§ READING TEXT:

____________

Friday, June 24, 2011

2011 Father's Day

It was the weekend of Father's Day again and because I was keeping Isaac an extra day this weekend (Friday into Saturday so I could make sure he went to karate practice) I thought we'd do the Father's Day thing on Saturday since I already had him. My mom cut me out a page from the PT paper about an event going on down Pittsburgh this weekend called LegoFest and I saw a couple people facebooking about it so I decided 'Hey, Isaac loves Legos!' this is going to be our activity this year!!

We got up that morning, had some cereal and went to karate practice. After we were done we went home and had some lunch as our tickets were for the 3-8pm session that day (I printed them on my new wireless printer that ma babby bought for me). Around 2-2:30pm I decided it was time to go so I grabbed all my fully charged electronic devices (I brought my 3DS for 3D pictures, my iPhone for tweeting and facebooking pictures and my Sony camera to take high quality pictures and videos) and we hopped in the car. We had no problems with any traffic or finding the place. We parked and walked towards the David L. Lawrence Convention Center and went in. There were lots of people but we really didn't have to wait that much.

The place was ENORMOUS!! (PIC) The first thing we saw were these little boxes with scenes set up in them and that was pretty neat. Then we saw a huge map of the USA made of Legos all laid out on the floor and although its outline was complete and the east coast was built up the majority of it was blank. I wondered what this was so we investigated. Here you could take a base piece and build whatever you wanted on it, a house, a tower or a weird art thing. Pretty much anything you could imagine that fit on the piece and then when you completed it you took it over to the map and someone would take your genius over and put it in the masterpiece. Isaac built a crazy little house and I think it got placed somewhere in the Kansas/Missouri area.

Some of the other thing we saw:
  • An area with life size Lego characters such as the Harry Potter gang, characters and droids from Star Wars, and a lot of different kinds of dinosaurs.
  • There were several areas where there was only 1 color brick to build with. I guess Target was a sponsor because in the red brick area they were putting those white dog mascots with the target around their eye on everyone's finished piece. There was a pink section were a lot of the girls were, a dark blue section and a green section. Green is where Isaac spent a good amount of time constructing his awesome tower.
  • There were a couple of huge spots where they just dumped a bout a billion Legos out on the floor and you could just wade out there and sit in the middle and build whatever you wanted.
  • There was a part where grown-up nerds that probably take Legos way too seriously made some cool scenes, some guy had a car show out of cars he made from Legos, there were a bunch of cool trains and futuristic monorails that Isaac definitely took an interest in, and neat dirt bike track.
  • There was an area that had lots of wheels and other parts to make a vehicle of some sort and then you took it over to these ramps where you raced your creation against other peoples.
  • Another section had high-tech futuristic Legos that had sensors and hooked to computers that you could program to do stuff. They also offered Lego camps there but it's too far away from where we live for us to go.
  • The other big thing we did which I didn't think Isaac would want to do was climb one of those big rock climbing walls. I was surprised at his enthusiasm and lack of fear for wanting to do it but I was a bit disappointed he gave up about a 3rd of the way up at the first place he kind of got stuck at. Maybe next time he'll make it to the top.
  • We also signed up to get a free subscription to some Lego magazine so that will be cool when those start coming for him.

____________

§ MATERIAL:

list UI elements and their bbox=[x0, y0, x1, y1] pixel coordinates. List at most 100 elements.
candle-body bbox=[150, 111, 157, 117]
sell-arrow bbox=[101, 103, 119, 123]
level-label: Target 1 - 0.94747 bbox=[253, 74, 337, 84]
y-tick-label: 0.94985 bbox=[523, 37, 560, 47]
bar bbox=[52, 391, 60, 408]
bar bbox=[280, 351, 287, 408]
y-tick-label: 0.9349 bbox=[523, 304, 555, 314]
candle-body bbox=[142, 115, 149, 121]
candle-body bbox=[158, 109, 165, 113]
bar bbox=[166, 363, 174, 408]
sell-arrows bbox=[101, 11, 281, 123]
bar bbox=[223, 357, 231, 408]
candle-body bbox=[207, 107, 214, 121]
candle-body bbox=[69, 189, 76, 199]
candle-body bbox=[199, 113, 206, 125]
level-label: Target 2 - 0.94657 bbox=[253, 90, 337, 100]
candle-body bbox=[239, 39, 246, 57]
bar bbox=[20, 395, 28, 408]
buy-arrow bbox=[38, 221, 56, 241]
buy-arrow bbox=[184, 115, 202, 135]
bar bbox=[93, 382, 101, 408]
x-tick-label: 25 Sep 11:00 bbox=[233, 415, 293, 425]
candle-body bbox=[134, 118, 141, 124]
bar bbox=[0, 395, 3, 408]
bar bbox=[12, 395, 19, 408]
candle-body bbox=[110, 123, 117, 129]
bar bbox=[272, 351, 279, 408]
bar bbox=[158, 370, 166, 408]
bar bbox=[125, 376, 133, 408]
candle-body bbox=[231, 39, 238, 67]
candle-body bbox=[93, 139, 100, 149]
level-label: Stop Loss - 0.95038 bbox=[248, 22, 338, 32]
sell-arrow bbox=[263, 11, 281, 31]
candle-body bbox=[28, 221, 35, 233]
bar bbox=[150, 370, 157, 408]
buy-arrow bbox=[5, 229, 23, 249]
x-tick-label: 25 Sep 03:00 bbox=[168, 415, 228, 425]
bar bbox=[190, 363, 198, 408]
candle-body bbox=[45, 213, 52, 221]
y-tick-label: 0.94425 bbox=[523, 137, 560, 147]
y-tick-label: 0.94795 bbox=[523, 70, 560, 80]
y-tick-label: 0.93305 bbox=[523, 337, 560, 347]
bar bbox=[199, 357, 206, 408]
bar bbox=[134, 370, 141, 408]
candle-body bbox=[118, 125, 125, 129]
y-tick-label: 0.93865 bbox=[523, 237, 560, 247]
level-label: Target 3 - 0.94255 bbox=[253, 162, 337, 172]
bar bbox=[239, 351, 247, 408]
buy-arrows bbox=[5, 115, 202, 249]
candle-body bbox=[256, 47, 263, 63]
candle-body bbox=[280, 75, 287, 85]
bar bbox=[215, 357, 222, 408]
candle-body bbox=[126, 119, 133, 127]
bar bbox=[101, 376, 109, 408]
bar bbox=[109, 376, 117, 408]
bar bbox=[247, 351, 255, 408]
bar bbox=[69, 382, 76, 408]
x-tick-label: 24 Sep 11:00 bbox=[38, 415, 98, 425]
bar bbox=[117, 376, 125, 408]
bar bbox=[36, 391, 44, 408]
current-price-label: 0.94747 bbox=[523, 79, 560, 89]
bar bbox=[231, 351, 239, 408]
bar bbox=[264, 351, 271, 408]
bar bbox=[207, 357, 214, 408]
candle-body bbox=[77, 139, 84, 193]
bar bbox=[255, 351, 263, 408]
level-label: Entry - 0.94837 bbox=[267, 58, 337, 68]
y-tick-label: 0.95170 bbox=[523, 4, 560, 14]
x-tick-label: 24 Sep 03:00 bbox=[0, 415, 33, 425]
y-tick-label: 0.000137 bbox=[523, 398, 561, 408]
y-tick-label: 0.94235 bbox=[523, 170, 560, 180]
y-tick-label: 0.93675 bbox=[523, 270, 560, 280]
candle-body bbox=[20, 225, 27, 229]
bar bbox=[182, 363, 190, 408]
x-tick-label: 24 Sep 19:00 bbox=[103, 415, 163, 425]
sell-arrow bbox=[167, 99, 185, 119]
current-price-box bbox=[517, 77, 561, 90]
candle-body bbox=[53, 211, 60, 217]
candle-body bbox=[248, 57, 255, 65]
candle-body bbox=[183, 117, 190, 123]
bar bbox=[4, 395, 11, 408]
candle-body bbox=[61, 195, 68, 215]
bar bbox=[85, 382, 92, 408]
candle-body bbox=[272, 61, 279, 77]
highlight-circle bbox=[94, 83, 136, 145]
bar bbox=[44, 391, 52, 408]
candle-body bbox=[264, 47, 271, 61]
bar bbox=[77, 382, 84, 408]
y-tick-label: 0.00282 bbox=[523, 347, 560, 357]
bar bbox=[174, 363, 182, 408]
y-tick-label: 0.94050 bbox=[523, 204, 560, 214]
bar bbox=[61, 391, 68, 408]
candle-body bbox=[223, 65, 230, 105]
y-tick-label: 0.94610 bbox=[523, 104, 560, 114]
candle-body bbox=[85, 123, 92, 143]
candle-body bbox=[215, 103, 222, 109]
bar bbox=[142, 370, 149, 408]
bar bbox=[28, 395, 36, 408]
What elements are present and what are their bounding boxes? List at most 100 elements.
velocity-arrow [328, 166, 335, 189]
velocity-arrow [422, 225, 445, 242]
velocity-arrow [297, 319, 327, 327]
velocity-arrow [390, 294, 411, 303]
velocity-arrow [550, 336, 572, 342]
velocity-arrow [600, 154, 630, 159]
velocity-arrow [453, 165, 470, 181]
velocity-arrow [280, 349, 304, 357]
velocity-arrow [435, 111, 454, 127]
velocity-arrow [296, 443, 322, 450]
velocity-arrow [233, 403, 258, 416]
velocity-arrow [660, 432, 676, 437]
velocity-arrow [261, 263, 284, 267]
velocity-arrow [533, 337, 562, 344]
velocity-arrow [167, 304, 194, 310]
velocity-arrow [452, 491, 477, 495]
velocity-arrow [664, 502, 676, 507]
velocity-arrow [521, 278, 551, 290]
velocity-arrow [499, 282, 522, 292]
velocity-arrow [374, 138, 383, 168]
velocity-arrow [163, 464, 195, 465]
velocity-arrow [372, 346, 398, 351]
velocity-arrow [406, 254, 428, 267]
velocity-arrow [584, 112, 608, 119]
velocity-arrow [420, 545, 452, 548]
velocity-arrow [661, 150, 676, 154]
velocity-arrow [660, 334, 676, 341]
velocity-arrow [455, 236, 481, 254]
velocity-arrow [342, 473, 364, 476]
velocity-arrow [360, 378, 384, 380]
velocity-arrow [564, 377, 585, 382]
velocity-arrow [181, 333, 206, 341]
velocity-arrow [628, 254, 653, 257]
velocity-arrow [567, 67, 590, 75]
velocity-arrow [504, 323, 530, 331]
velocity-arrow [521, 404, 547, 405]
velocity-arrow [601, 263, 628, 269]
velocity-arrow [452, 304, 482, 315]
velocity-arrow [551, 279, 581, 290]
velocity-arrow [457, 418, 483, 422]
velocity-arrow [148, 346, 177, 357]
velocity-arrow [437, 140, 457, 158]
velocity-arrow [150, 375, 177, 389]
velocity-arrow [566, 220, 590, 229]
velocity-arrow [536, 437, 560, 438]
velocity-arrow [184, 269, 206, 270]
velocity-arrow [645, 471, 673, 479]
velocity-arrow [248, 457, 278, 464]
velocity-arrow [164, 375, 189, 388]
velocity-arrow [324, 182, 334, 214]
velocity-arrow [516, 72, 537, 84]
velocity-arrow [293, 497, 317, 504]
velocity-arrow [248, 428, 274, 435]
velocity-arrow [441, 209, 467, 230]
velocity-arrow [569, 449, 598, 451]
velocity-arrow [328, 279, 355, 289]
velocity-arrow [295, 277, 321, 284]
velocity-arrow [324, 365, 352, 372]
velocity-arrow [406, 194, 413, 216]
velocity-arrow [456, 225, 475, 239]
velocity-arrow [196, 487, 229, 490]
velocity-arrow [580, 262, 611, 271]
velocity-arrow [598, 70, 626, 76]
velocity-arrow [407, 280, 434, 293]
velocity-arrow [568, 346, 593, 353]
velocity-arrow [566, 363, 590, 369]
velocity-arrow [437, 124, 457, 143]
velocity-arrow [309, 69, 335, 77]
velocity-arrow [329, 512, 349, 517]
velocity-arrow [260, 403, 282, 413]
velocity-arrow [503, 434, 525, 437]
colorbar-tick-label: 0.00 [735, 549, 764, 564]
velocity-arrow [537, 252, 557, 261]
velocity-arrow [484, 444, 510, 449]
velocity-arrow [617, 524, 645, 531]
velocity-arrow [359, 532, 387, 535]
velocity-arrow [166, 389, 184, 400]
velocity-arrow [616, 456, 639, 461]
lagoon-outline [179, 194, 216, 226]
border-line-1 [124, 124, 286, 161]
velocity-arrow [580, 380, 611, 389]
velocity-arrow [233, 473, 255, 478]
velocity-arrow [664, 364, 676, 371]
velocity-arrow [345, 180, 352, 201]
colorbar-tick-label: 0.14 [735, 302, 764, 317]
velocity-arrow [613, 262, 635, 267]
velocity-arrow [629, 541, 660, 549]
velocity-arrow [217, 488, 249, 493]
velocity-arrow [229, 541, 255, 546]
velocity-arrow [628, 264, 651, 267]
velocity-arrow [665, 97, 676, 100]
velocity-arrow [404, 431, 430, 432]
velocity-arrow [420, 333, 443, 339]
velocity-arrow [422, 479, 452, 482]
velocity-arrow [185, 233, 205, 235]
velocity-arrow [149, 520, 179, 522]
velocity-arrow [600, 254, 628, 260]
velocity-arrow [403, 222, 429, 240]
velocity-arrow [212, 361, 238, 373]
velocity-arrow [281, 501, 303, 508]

____________

§ WHAT YOU HAVE TO DO:
In the Father's Day post, in which single-color brick section did Isaac spend a good amount of time building his tower?

§ TASK RESULT:
The green section.